:: DATA SHOWN ::

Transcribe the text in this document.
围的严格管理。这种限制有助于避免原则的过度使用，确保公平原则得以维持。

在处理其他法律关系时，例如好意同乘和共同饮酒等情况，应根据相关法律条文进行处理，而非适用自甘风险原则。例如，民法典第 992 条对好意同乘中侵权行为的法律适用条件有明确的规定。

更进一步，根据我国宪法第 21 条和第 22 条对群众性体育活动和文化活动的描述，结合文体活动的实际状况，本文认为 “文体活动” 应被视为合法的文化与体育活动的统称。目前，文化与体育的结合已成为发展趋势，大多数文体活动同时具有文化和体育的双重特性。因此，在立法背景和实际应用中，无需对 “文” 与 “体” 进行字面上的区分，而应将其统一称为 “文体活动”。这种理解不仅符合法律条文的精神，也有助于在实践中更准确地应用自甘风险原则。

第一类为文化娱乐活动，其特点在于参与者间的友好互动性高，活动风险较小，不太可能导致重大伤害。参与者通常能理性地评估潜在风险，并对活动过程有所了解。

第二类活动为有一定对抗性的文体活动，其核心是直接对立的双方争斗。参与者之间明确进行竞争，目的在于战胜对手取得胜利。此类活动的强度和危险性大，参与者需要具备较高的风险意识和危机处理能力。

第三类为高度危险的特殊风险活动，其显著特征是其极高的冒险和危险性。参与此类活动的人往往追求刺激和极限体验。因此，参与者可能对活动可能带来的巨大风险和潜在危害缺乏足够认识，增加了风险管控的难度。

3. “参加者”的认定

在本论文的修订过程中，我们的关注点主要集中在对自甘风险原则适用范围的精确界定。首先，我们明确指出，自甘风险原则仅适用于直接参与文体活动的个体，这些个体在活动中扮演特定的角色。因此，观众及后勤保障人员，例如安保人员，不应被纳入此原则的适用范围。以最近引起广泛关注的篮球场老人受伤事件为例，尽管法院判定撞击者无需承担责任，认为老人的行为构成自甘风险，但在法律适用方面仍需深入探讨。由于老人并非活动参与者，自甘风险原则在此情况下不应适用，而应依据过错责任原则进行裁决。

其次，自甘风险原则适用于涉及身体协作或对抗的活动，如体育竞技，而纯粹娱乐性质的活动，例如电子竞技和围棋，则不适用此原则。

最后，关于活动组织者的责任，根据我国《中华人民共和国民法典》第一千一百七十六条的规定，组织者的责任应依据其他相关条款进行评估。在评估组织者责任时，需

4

:::

DESCRIPTION OF THE TASK
Copy each line of the data above without altering a single character.

OUTPUT FOR THIS EXERCISE
Transcribe the text in this document.
围的严格管理。这种限制有助于避免原则的过度使用，确保公平原则得以维持。

在处理其他法律关系时，例如好意同乘和共同饮酒等情况，应根据相关法律条文进行处理，而非适用自甘风险原则。例如，民法典第 992 条对好意同乘中侵权行为的法律适用条件有明确的规定。

更进一步，根据我国宪法第 21 条和第 22 条对群众性体育活动和文化活动的描述，结合文体活动的实际状况，本文认为 “文体活动” 应被视为合法的文化与体育活动的统称。目前，文化与体育的结合已成为发展趋势，大多数文体活动同时具有文化和体育的双重特性。因此，在立法背景和实际应用中，无需对 “文” 与 “体” 进行字面上的区分，而应将其统一称为 “文体活动”。这种理解不仅符合法律条文的精神，也有助于在实践中更准确地应用自甘风险原则。

第一类为文化娱乐活动，其特点在于参与者间的友好互动性高，活动风险较小，不太可能导致重大伤害。参与者通常能理性地评估潜在风险，并对活动过程有所了解。

第二类活动为有一定对抗性的文体活动，其核心是直接对立的双方争斗。参与者之间明确进行竞争，目的在于战胜对手取得胜利。此类活动的强度和危险性大，参与者需要具备较高的风险意识和危机处理能力。

第三类为高度危险的特殊风险活动，其显著特征是其极高的冒险和危险性。参与此类活动的人往往追求刺激和极限体验。因此，参与者可能对活动可能带来的巨大风险和潜在危害缺乏足够认识，增加了风险管控的难度。

3. “参加者”的认定

在本论文的修订过程中，我们的关注点主要集中在对自甘风险原则适用范围的精确界定。首先，我们明确指出，自甘风险原则仅适用于直接参与文体活动的个体，这些个体在活动中扮演特定的角色。因此，观众及后勤保障人员，例如安保人员，不应被纳入此原则的适用范围。以最近引起广泛关注的篮球场老人受伤事件为例，尽管法院判定撞击者无需承担责任，认为老人的行为构成自甘风险，但在法律适用方面仍需深入探讨。由于老人并非活动参与者，自甘风险原则在此情况下不应适用，而应依据过错责任原则进行裁决。

其次，自甘风险原则适用于涉及身体协作或对抗的活动，如体育竞技，而纯粹娱乐性质的活动，例如电子竞技和围棋，则不适用此原则。

最后，关于活动组织者的责任，根据我国《中华人民共和国民法典》第一千一百七十六条的规定，组织者的责任应依据其他相关条款进行评估。在评估组织者责任时，需

4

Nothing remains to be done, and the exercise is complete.